___ DATA FOR PROCESSING

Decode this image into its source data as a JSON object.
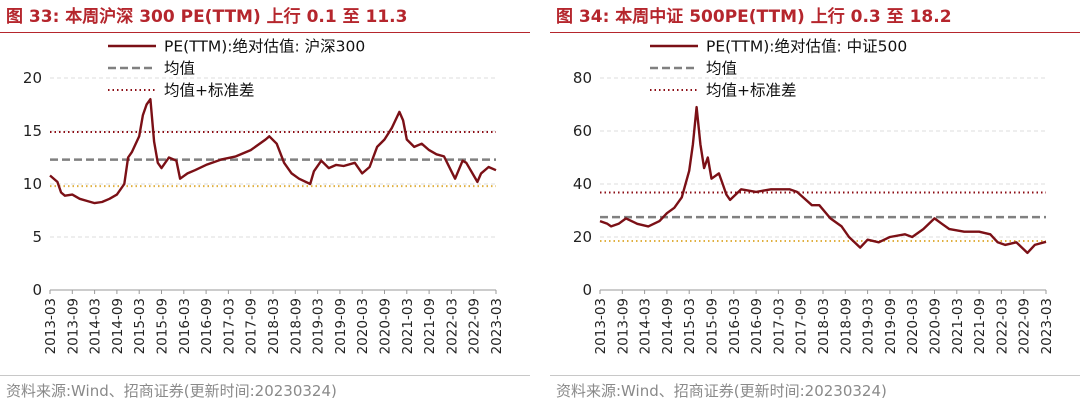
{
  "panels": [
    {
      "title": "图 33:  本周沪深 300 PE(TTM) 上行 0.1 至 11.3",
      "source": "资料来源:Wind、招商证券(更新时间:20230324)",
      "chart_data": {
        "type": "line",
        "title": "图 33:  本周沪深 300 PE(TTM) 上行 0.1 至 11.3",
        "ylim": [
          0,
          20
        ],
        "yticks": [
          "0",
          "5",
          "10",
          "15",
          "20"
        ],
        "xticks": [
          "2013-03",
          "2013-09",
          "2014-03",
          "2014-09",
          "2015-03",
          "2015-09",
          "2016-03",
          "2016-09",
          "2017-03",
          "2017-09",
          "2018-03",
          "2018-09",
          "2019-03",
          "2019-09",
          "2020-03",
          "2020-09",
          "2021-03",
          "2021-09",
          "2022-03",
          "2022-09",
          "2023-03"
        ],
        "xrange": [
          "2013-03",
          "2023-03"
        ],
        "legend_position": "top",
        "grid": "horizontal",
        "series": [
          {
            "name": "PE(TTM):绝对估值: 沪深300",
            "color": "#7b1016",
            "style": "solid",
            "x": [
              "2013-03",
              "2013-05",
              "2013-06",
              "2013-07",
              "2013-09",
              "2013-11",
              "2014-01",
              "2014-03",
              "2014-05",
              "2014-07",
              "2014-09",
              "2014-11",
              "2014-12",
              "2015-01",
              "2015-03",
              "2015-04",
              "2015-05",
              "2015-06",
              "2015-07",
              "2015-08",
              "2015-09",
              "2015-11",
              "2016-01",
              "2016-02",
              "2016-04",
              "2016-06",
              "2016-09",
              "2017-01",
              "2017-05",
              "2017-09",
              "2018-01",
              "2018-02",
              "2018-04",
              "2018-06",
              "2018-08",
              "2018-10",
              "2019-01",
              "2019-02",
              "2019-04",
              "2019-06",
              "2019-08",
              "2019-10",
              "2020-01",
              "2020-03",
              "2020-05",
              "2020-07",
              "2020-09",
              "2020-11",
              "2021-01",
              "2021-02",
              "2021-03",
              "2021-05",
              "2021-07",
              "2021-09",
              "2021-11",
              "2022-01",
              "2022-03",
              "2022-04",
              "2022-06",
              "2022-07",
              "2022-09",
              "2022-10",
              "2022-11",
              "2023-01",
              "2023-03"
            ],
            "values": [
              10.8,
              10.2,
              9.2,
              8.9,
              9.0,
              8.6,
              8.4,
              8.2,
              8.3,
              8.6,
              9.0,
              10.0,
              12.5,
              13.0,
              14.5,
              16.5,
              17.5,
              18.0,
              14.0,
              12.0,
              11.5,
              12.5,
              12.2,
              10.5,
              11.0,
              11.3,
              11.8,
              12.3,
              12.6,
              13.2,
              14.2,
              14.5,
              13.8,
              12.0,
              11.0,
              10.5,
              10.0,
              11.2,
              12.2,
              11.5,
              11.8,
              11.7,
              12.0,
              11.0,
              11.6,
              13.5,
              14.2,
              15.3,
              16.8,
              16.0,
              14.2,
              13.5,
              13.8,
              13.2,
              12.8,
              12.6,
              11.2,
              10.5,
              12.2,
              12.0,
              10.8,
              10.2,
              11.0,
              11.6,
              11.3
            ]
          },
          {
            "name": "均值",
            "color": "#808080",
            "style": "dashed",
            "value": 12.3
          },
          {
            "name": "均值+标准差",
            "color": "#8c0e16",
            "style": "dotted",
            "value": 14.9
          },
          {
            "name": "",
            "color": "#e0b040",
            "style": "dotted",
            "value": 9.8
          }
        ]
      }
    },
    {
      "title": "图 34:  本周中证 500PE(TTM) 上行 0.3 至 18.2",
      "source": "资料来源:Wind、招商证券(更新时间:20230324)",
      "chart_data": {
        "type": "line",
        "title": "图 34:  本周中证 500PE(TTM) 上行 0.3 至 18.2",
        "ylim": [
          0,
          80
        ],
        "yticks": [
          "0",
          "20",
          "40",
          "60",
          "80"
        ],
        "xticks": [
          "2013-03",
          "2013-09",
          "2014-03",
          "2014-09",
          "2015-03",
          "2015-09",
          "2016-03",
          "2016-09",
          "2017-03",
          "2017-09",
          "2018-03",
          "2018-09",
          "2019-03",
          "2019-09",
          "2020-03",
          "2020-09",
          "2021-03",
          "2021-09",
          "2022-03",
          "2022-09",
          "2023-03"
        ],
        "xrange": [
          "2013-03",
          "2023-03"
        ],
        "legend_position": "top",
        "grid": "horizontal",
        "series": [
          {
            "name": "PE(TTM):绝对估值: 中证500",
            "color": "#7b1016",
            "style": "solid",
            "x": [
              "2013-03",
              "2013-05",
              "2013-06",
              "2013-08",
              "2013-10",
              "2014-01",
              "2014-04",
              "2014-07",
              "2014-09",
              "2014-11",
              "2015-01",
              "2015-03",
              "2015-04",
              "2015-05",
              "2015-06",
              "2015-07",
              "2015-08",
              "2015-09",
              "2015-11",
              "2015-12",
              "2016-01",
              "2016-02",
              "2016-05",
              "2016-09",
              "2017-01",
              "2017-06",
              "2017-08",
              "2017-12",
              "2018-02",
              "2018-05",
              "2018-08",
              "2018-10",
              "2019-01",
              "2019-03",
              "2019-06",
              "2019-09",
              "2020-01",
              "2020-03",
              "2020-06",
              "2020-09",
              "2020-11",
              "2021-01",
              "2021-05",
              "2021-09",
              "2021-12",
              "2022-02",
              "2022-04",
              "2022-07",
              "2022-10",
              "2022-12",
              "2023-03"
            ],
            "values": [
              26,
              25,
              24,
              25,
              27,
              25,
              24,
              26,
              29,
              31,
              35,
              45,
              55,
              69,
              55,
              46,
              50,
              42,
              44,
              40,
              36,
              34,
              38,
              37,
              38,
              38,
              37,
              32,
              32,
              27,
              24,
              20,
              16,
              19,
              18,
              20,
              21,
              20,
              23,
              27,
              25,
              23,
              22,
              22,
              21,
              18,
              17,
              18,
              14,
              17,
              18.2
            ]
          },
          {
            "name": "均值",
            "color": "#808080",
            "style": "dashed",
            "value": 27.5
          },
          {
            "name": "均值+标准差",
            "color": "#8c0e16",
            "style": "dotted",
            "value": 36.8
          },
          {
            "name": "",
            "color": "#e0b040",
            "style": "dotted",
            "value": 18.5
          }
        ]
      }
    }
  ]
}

______

EXERCISE TASK
Pictures stay out; reproduce every line of the records exactly.

FINAL RESULT
Decode this image into its source data as a JSON object.
{
  "panels": [
    {
      "title": "图 33:  本周沪深 300 PE(TTM) 上行 0.1 至 11.3",
      "source": "资料来源:Wind、招商证券(更新时间:20230324)",
      "chart_data": {
        "type": "line",
        "title": "图 33:  本周沪深 300 PE(TTM) 上行 0.1 至 11.3",
        "ylim": [
          0,
          20
        ],
        "yticks": [
          "0",
          "5",
          "10",
          "15",
          "20"
        ],
        "xticks": [
          "2013-03",
          "2013-09",
          "2014-03",
          "2014-09",
          "2015-03",
          "2015-09",
          "2016-03",
          "2016-09",
          "2017-03",
          "2017-09",
          "2018-03",
          "2018-09",
          "2019-03",
          "2019-09",
          "2020-03",
          "2020-09",
          "2021-03",
          "2021-09",
          "2022-03",
          "2022-09",
          "2023-03"
        ],
        "xrange": [
          "2013-03",
          "2023-03"
        ],
        "legend_position": "top",
        "grid": "horizontal",
        "series": [
          {
            "name": "PE(TTM):绝对估值: 沪深300",
            "color": "#7b1016",
            "style": "solid",
            "x": [
              "2013-03",
              "2013-05",
              "2013-06",
              "2013-07",
              "2013-09",
              "2013-11",
              "2014-01",
              "2014-03",
              "2014-05",
              "2014-07",
              "2014-09",
              "2014-11",
              "2014-12",
              "2015-01",
              "2015-03",
              "2015-04",
              "2015-05",
              "2015-06",
              "2015-07",
              "2015-08",
              "2015-09",
              "2015-11",
              "2016-01",
              "2016-02",
              "2016-04",
              "2016-06",
              "2016-09",
              "2017-01",
              "2017-05",
              "2017-09",
              "2018-01",
              "2018-02",
              "2018-04",
              "2018-06",
              "2018-08",
              "2018-10",
              "2019-01",
              "2019-02",
              "2019-04",
              "2019-06",
              "2019-08",
              "2019-10",
              "2020-01",
              "2020-03",
              "2020-05",
              "2020-07",
              "2020-09",
              "2020-11",
              "2021-01",
              "2021-02",
              "2021-03",
              "2021-05",
              "2021-07",
              "2021-09",
              "2021-11",
              "2022-01",
              "2022-03",
              "2022-04",
              "2022-06",
              "2022-07",
              "2022-09",
              "2022-10",
              "2022-11",
              "2023-01",
              "2023-03"
            ],
            "values": [
              10.8,
              10.2,
              9.2,
              8.9,
              9.0,
              8.6,
              8.4,
              8.2,
              8.3,
              8.6,
              9.0,
              10.0,
              12.5,
              13.0,
              14.5,
              16.5,
              17.5,
              18.0,
              14.0,
              12.0,
              11.5,
              12.5,
              12.2,
              10.5,
              11.0,
              11.3,
              11.8,
              12.3,
              12.6,
              13.2,
              14.2,
              14.5,
              13.8,
              12.0,
              11.0,
              10.5,
              10.0,
              11.2,
              12.2,
              11.5,
              11.8,
              11.7,
              12.0,
              11.0,
              11.6,
              13.5,
              14.2,
              15.3,
              16.8,
              16.0,
              14.2,
              13.5,
              13.8,
              13.2,
              12.8,
              12.6,
              11.2,
              10.5,
              12.2,
              12.0,
              10.8,
              10.2,
              11.0,
              11.6,
              11.3
            ]
          },
          {
            "name": "均值",
            "color": "#808080",
            "style": "dashed",
            "value": 12.3
          },
          {
            "name": "均值+标准差",
            "color": "#8c0e16",
            "style": "dotted",
            "value": 14.9
          },
          {
            "name": "",
            "color": "#e0b040",
            "style": "dotted",
            "value": 9.8
          }
        ]
      }
    },
    {
      "title": "图 34:  本周中证 500PE(TTM) 上行 0.3 至 18.2",
      "source": "资料来源:Wind、招商证券(更新时间:20230324)",
      "chart_data": {
        "type": "line",
        "title": "图 34:  本周中证 500PE(TTM) 上行 0.3 至 18.2",
        "ylim": [
          0,
          80
        ],
        "yticks": [
          "0",
          "20",
          "40",
          "60",
          "80"
        ],
        "xticks": [
          "2013-03",
          "2013-09",
          "2014-03",
          "2014-09",
          "2015-03",
          "2015-09",
          "2016-03",
          "2016-09",
          "2017-03",
          "2017-09",
          "2018-03",
          "2018-09",
          "2019-03",
          "2019-09",
          "2020-03",
          "2020-09",
          "2021-03",
          "2021-09",
          "2022-03",
          "2022-09",
          "2023-03"
        ],
        "xrange": [
          "2013-03",
          "2023-03"
        ],
        "legend_position": "top",
        "grid": "horizontal",
        "series": [
          {
            "name": "PE(TTM):绝对估值: 中证500",
            "color": "#7b1016",
            "style": "solid",
            "x": [
              "2013-03",
              "2013-05",
              "2013-06",
              "2013-08",
              "2013-10",
              "2014-01",
              "2014-04",
              "2014-07",
              "2014-09",
              "2014-11",
              "2015-01",
              "2015-03",
              "2015-04",
              "2015-05",
              "2015-06",
              "2015-07",
              "2015-08",
              "2015-09",
              "2015-11",
              "2015-12",
              "2016-01",
              "2016-02",
              "2016-05",
              "2016-09",
              "2017-01",
              "2017-06",
              "2017-08",
              "2017-12",
              "2018-02",
              "2018-05",
              "2018-08",
              "2018-10",
              "2019-01",
              "2019-03",
              "2019-06",
              "2019-09",
              "2020-01",
              "2020-03",
              "2020-06",
              "2020-09",
              "2020-11",
              "2021-01",
              "2021-05",
              "2021-09",
              "2021-12",
              "2022-02",
              "2022-04",
              "2022-07",
              "2022-10",
              "2022-12",
              "2023-03"
            ],
            "values": [
              26,
              25,
              24,
              25,
              27,
              25,
              24,
              26,
              29,
              31,
              35,
              45,
              55,
              69,
              55,
              46,
              50,
              42,
              44,
              40,
              36,
              34,
              38,
              37,
              38,
              38,
              37,
              32,
              32,
              27,
              24,
              20,
              16,
              19,
              18,
              20,
              21,
              20,
              23,
              27,
              25,
              23,
              22,
              22,
              21,
              18,
              17,
              18,
              14,
              17,
              18.2
            ]
          },
          {
            "name": "均值",
            "color": "#808080",
            "style": "dashed",
            "value": 27.5
          },
          {
            "name": "均值+标准差",
            "color": "#8c0e16",
            "style": "dotted",
            "value": 36.8
          },
          {
            "name": "",
            "color": "#e0b040",
            "style": "dotted",
            "value": 18.5
          }
        ]
      }
    }
  ]
}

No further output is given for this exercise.